● **What is being asked**
Filter the lines below, copying only those with the string "value".

=== Records to process ===

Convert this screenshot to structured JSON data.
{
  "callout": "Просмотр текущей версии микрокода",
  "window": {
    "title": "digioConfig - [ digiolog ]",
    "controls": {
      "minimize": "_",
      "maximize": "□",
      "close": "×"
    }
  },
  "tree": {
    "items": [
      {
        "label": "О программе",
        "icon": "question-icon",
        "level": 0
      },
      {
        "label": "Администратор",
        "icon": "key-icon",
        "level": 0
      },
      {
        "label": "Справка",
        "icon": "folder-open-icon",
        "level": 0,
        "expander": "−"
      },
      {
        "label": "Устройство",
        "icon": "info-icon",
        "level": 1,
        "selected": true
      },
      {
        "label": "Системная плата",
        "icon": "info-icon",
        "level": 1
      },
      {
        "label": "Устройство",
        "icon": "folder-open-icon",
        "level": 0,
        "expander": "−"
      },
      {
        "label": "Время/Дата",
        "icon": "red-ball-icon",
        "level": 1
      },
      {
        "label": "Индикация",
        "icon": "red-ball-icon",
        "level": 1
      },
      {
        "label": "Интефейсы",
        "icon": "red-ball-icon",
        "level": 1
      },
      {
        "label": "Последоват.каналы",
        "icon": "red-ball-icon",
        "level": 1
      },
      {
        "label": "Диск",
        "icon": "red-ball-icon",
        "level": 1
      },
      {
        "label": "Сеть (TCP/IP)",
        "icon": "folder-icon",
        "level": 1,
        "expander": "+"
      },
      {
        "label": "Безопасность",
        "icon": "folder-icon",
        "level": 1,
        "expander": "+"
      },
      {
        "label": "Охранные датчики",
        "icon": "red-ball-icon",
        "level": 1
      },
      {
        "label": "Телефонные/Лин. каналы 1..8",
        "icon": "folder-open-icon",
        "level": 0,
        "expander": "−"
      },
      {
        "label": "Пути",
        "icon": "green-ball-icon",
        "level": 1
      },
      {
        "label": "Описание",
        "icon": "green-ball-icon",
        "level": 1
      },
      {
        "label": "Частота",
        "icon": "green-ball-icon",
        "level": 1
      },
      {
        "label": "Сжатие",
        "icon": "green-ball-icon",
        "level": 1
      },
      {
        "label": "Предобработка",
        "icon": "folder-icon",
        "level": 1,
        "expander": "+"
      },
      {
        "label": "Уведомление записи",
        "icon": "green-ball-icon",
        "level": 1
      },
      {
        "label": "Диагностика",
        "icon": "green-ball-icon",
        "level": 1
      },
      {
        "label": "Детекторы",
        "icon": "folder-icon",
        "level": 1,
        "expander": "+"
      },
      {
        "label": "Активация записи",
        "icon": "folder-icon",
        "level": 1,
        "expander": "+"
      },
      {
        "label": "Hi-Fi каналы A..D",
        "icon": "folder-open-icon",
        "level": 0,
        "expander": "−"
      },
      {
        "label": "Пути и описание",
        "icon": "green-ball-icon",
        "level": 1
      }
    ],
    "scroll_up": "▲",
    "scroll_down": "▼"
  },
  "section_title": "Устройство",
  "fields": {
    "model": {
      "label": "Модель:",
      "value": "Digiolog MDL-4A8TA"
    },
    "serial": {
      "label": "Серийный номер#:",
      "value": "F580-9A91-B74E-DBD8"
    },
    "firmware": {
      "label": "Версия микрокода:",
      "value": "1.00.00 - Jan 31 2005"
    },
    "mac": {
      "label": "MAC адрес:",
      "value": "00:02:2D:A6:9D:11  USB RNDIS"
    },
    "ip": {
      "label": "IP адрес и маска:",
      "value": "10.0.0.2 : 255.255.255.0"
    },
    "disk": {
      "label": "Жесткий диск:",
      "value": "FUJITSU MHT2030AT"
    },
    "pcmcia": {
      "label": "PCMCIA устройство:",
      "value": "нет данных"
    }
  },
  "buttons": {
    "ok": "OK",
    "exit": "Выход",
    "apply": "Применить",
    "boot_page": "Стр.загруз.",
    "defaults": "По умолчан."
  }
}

===

● **Reply**
      "value": "Digiolog MDL-4A8TA"
      "value": "F580-9A91-B74E-DBD8"
      "value": "1.00.00 - Jan 31 2005"
      "value": "00:02:2D:A6:9D:11  USB RNDIS"
      "value": "10.0.0.2 : 255.255.255.0"
      "value": "FUJITSU MHT2030AT"
      "value": "нет данных"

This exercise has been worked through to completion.